Aim:
Find the lines that hold the word "pure" and return them.

Data listing:
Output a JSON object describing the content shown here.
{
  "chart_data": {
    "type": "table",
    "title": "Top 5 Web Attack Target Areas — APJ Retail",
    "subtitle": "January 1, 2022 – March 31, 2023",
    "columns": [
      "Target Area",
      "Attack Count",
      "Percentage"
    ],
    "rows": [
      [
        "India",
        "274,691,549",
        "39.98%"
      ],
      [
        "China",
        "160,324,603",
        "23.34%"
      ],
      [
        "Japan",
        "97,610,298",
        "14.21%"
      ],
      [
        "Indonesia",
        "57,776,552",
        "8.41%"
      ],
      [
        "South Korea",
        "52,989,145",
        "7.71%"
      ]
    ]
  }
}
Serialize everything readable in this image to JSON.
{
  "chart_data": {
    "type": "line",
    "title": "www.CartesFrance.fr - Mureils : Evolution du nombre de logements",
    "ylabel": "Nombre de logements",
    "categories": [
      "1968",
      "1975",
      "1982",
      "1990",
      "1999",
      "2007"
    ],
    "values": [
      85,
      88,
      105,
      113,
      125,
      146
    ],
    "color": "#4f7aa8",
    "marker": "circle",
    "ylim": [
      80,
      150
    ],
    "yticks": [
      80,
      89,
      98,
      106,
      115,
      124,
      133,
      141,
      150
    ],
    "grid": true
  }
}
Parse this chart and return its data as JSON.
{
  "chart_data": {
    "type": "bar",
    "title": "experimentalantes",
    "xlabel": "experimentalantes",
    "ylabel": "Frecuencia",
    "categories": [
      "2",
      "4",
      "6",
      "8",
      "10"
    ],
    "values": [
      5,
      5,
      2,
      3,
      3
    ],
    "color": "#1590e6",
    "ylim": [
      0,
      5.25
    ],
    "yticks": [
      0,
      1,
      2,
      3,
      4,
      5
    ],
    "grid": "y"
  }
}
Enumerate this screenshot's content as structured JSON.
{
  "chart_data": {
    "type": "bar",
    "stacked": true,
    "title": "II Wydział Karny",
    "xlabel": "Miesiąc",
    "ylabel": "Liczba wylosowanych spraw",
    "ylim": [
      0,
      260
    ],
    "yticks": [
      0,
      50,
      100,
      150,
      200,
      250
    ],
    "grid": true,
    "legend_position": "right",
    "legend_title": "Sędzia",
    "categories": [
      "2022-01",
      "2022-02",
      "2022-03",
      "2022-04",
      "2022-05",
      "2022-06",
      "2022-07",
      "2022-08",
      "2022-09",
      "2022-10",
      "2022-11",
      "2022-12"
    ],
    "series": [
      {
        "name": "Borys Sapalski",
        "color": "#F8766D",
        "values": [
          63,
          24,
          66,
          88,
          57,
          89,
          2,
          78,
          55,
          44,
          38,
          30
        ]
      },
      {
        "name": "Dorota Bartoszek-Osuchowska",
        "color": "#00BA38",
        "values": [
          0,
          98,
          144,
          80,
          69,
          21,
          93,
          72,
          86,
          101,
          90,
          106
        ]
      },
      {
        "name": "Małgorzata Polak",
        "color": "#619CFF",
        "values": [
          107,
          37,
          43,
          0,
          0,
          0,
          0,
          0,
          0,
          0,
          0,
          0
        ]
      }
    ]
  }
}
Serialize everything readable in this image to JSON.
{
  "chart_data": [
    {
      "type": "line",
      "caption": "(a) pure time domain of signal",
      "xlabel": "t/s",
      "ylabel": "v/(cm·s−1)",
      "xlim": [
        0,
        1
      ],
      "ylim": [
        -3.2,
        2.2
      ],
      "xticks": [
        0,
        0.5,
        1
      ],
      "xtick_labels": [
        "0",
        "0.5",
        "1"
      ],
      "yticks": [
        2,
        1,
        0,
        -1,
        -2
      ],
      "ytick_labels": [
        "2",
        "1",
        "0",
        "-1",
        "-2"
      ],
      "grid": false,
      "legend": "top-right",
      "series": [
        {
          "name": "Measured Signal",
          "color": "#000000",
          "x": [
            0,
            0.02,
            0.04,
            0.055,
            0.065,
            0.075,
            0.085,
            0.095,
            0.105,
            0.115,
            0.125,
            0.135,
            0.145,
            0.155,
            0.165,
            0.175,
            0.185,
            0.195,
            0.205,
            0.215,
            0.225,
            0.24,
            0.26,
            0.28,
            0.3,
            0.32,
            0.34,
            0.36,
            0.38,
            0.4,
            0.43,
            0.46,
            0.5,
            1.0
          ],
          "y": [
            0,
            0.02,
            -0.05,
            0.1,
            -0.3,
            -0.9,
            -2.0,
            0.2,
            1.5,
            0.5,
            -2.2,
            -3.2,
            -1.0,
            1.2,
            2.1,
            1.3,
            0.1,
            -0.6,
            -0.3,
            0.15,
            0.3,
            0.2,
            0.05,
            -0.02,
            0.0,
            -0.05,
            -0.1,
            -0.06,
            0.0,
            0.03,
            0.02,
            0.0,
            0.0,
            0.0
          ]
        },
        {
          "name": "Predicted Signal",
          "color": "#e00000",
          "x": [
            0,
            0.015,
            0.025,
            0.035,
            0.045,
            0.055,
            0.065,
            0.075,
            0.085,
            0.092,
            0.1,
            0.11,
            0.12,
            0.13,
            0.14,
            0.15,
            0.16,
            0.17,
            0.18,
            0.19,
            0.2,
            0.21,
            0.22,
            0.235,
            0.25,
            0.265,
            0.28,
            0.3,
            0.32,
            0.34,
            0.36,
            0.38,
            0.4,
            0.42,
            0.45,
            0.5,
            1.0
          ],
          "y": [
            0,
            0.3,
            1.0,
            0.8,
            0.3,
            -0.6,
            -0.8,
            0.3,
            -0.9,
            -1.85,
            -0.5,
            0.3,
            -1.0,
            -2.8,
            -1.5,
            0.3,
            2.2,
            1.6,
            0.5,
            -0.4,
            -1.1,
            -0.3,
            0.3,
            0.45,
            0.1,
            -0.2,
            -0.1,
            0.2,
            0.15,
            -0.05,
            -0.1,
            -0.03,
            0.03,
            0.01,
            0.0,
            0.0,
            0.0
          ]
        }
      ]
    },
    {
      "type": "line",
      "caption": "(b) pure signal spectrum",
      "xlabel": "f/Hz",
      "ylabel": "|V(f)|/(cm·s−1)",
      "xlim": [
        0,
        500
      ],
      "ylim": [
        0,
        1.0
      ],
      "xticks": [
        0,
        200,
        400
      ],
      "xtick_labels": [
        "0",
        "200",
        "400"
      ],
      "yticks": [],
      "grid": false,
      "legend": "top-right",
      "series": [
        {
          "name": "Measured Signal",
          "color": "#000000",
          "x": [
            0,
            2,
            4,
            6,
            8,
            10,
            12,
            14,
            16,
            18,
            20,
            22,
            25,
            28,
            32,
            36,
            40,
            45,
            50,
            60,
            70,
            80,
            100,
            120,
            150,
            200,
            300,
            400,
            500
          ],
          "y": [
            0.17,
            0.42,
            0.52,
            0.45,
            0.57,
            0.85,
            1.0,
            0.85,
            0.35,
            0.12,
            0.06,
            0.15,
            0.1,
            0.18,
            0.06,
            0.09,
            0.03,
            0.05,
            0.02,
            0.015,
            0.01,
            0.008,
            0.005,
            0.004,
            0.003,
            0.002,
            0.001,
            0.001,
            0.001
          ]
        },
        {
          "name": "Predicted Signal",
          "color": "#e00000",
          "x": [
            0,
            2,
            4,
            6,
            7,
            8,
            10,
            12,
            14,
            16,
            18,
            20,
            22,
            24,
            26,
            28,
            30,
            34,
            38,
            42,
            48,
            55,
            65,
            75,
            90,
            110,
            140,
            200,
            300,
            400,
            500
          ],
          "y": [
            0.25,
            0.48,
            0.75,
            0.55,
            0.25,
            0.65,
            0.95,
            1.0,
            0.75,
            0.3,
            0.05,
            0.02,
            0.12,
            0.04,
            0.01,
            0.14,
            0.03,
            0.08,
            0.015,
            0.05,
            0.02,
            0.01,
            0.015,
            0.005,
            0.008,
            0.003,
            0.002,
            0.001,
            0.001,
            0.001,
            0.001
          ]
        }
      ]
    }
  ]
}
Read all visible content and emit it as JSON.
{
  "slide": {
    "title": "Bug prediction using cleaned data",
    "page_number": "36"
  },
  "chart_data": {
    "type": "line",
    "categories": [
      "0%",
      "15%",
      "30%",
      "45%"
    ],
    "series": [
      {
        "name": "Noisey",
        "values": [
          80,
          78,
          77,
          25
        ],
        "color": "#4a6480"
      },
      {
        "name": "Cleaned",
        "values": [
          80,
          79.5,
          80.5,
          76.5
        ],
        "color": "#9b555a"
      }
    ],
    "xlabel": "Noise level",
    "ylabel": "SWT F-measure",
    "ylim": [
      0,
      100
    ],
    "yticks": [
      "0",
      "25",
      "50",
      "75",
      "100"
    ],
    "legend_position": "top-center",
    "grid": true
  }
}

The solution:
      "caption": "(a) pure time domain of signal",
      "caption": "(b) pure signal spectrum",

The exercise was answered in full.